### [Data supplied]
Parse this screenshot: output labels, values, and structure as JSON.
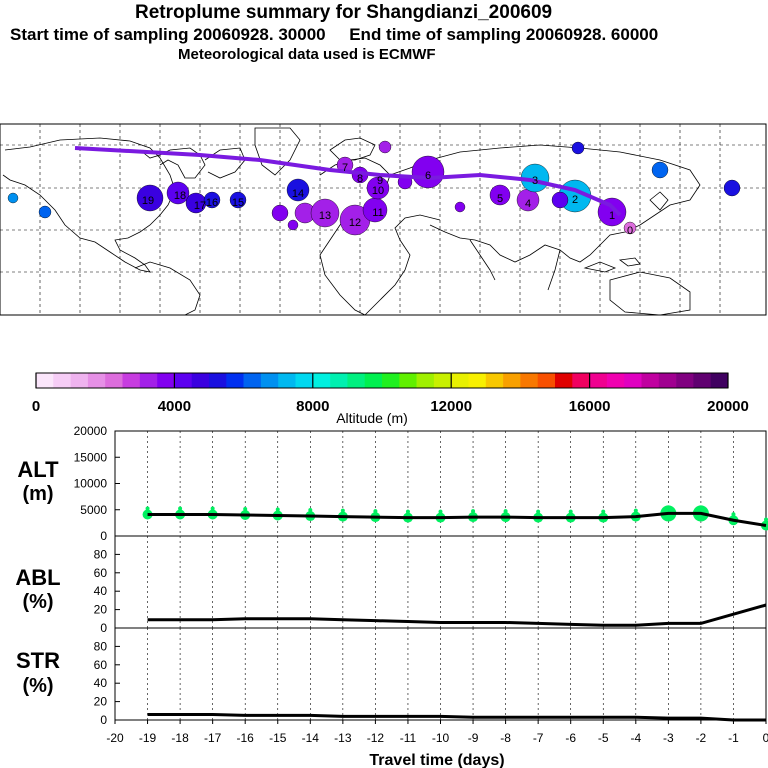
{
  "header": {
    "title": "Retroplume summary for Shangdianzi_200609",
    "line2": "Start time of sampling 20060928. 30000     End time of sampling 20060928. 60000",
    "line3": "Meteorological data used is ECMWF"
  },
  "colorbar": {
    "label": "Altitude (m)",
    "ticks": [
      "0",
      "4000",
      "8000",
      "12000",
      "16000",
      "20000"
    ],
    "colors": [
      "#fbe6fb",
      "#f6cdf6",
      "#efb3ef",
      "#e690e6",
      "#dd6ddd",
      "#c73ce0",
      "#a320e8",
      "#8200f0",
      "#5c00f0",
      "#3a00e0",
      "#1a10e0",
      "#0030f0",
      "#0064f0",
      "#0090f0",
      "#00b8f0",
      "#00d8f0",
      "#00f0e0",
      "#00f0b0",
      "#00f080",
      "#00f050",
      "#20f020",
      "#60f000",
      "#a0f000",
      "#c8f000",
      "#e8f000",
      "#f8f000",
      "#f8c800",
      "#f8a000",
      "#f87800",
      "#f85000",
      "#e00000",
      "#f00060",
      "#f00090",
      "#f000b0",
      "#e000c0",
      "#c000a0",
      "#a00090",
      "#800080",
      "#600070",
      "#400060"
    ]
  },
  "map": {
    "plume_color": "#7a1ae0",
    "labels": [
      "19",
      "18",
      "17",
      "16",
      "15",
      "14",
      "13",
      "12",
      "11",
      "10",
      "9",
      "8",
      "7",
      "6",
      "5",
      "4",
      "3",
      "2",
      "1",
      "0"
    ]
  },
  "panels": {
    "alt": {
      "label1": "ALT",
      "label2": "(m)"
    },
    "abl": {
      "label1": "ABL",
      "label2": "(%)"
    },
    "str": {
      "label1": "STR",
      "label2": "(%)"
    },
    "xlabel": "Travel time (days)"
  },
  "chart_data": [
    {
      "type": "line",
      "name": "ALT",
      "title": "",
      "xlabel": "Travel time (days)",
      "ylabel": "ALT (m)",
      "x": [
        -19,
        -18,
        -17,
        -16,
        -15,
        -14,
        -13,
        -12,
        -11,
        -10,
        -9,
        -8,
        -7,
        -6,
        -5,
        -4,
        -3,
        -2,
        -1,
        0
      ],
      "series": [
        {
          "name": "mean altitude",
          "values": [
            4100,
            4100,
            4100,
            4000,
            3900,
            3800,
            3700,
            3600,
            3500,
            3500,
            3600,
            3600,
            3500,
            3500,
            3500,
            3700,
            4300,
            4300,
            3000,
            2000
          ]
        }
      ],
      "xlim": [
        -20,
        0
      ],
      "ylim": [
        0,
        20000
      ],
      "yticks": [
        0,
        5000,
        10000,
        15000,
        20000
      ],
      "scatter_color": "#00f060"
    },
    {
      "type": "line",
      "name": "ABL",
      "ylabel": "ABL (%)",
      "x": [
        -19,
        -18,
        -17,
        -16,
        -15,
        -14,
        -13,
        -12,
        -11,
        -10,
        -9,
        -8,
        -7,
        -6,
        -5,
        -4,
        -3,
        -2,
        -1,
        0
      ],
      "series": [
        {
          "name": "ABL fraction",
          "values": [
            9,
            9,
            9,
            10,
            10,
            10,
            9,
            8,
            7,
            6,
            6,
            6,
            5,
            4,
            3,
            3,
            5,
            5,
            15,
            25
          ]
        }
      ],
      "xlim": [
        -20,
        0
      ],
      "ylim": [
        0,
        100
      ],
      "yticks": [
        0,
        20,
        40,
        60,
        80
      ]
    },
    {
      "type": "line",
      "name": "STR",
      "ylabel": "STR (%)",
      "x": [
        -19,
        -18,
        -17,
        -16,
        -15,
        -14,
        -13,
        -12,
        -11,
        -10,
        -9,
        -8,
        -7,
        -6,
        -5,
        -4,
        -3,
        -2,
        -1,
        0
      ],
      "series": [
        {
          "name": "STR fraction",
          "values": [
            6,
            6,
            6,
            5,
            5,
            5,
            4,
            4,
            4,
            4,
            3,
            3,
            3,
            3,
            3,
            3,
            2,
            2,
            0,
            0
          ]
        }
      ],
      "xlim": [
        -20,
        0
      ],
      "ylim": [
        0,
        100
      ],
      "yticks": [
        0,
        20,
        40,
        60,
        80
      ],
      "xticks": [
        "-20",
        "-19",
        "-18",
        "-17",
        "-16",
        "-15",
        "-14",
        "-13",
        "-12",
        "-11",
        "-10",
        "-9",
        "-8",
        "-7",
        "-6",
        "-5",
        "-4",
        "-3",
        "-2",
        "-1",
        "0"
      ]
    }
  ]
}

### [Job]
Copy the whole listing above word for word but do not carry over the pictures.

### [Finished task]
Parse this screenshot: output labels, values, and structure as JSON.
{
  "header": {
    "title": "Retroplume summary for Shangdianzi_200609",
    "line2": "Start time of sampling 20060928. 30000     End time of sampling 20060928. 60000",
    "line3": "Meteorological data used is ECMWF"
  },
  "colorbar": {
    "label": "Altitude (m)",
    "ticks": [
      "0",
      "4000",
      "8000",
      "12000",
      "16000",
      "20000"
    ],
    "colors": [
      "#fbe6fb",
      "#f6cdf6",
      "#efb3ef",
      "#e690e6",
      "#dd6ddd",
      "#c73ce0",
      "#a320e8",
      "#8200f0",
      "#5c00f0",
      "#3a00e0",
      "#1a10e0",
      "#0030f0",
      "#0064f0",
      "#0090f0",
      "#00b8f0",
      "#00d8f0",
      "#00f0e0",
      "#00f0b0",
      "#00f080",
      "#00f050",
      "#20f020",
      "#60f000",
      "#a0f000",
      "#c8f000",
      "#e8f000",
      "#f8f000",
      "#f8c800",
      "#f8a000",
      "#f87800",
      "#f85000",
      "#e00000",
      "#f00060",
      "#f00090",
      "#f000b0",
      "#e000c0",
      "#c000a0",
      "#a00090",
      "#800080",
      "#600070",
      "#400060"
    ]
  },
  "map": {
    "plume_color": "#7a1ae0",
    "labels": [
      "19",
      "18",
      "17",
      "16",
      "15",
      "14",
      "13",
      "12",
      "11",
      "10",
      "9",
      "8",
      "7",
      "6",
      "5",
      "4",
      "3",
      "2",
      "1",
      "0"
    ]
  },
  "panels": {
    "alt": {
      "label1": "ALT",
      "label2": "(m)"
    },
    "abl": {
      "label1": "ABL",
      "label2": "(%)"
    },
    "str": {
      "label1": "STR",
      "label2": "(%)"
    },
    "xlabel": "Travel time (days)"
  },
  "chart_data": [
    {
      "type": "line",
      "name": "ALT",
      "title": "",
      "xlabel": "Travel time (days)",
      "ylabel": "ALT (m)",
      "x": [
        -19,
        -18,
        -17,
        -16,
        -15,
        -14,
        -13,
        -12,
        -11,
        -10,
        -9,
        -8,
        -7,
        -6,
        -5,
        -4,
        -3,
        -2,
        -1,
        0
      ],
      "series": [
        {
          "name": "mean altitude",
          "values": [
            4100,
            4100,
            4100,
            4000,
            3900,
            3800,
            3700,
            3600,
            3500,
            3500,
            3600,
            3600,
            3500,
            3500,
            3500,
            3700,
            4300,
            4300,
            3000,
            2000
          ]
        }
      ],
      "xlim": [
        -20,
        0
      ],
      "ylim": [
        0,
        20000
      ],
      "yticks": [
        0,
        5000,
        10000,
        15000,
        20000
      ],
      "scatter_color": "#00f060"
    },
    {
      "type": "line",
      "name": "ABL",
      "ylabel": "ABL (%)",
      "x": [
        -19,
        -18,
        -17,
        -16,
        -15,
        -14,
        -13,
        -12,
        -11,
        -10,
        -9,
        -8,
        -7,
        -6,
        -5,
        -4,
        -3,
        -2,
        -1,
        0
      ],
      "series": [
        {
          "name": "ABL fraction",
          "values": [
            9,
            9,
            9,
            10,
            10,
            10,
            9,
            8,
            7,
            6,
            6,
            6,
            5,
            4,
            3,
            3,
            5,
            5,
            15,
            25
          ]
        }
      ],
      "xlim": [
        -20,
        0
      ],
      "ylim": [
        0,
        100
      ],
      "yticks": [
        0,
        20,
        40,
        60,
        80
      ]
    },
    {
      "type": "line",
      "name": "STR",
      "ylabel": "STR (%)",
      "x": [
        -19,
        -18,
        -17,
        -16,
        -15,
        -14,
        -13,
        -12,
        -11,
        -10,
        -9,
        -8,
        -7,
        -6,
        -5,
        -4,
        -3,
        -2,
        -1,
        0
      ],
      "series": [
        {
          "name": "STR fraction",
          "values": [
            6,
            6,
            6,
            5,
            5,
            5,
            4,
            4,
            4,
            4,
            3,
            3,
            3,
            3,
            3,
            3,
            2,
            2,
            0,
            0
          ]
        }
      ],
      "xlim": [
        -20,
        0
      ],
      "ylim": [
        0,
        100
      ],
      "yticks": [
        0,
        20,
        40,
        60,
        80
      ],
      "xticks": [
        "-20",
        "-19",
        "-18",
        "-17",
        "-16",
        "-15",
        "-14",
        "-13",
        "-12",
        "-11",
        "-10",
        "-9",
        "-8",
        "-7",
        "-6",
        "-5",
        "-4",
        "-3",
        "-2",
        "-1",
        "0"
      ]
    }
  ]
}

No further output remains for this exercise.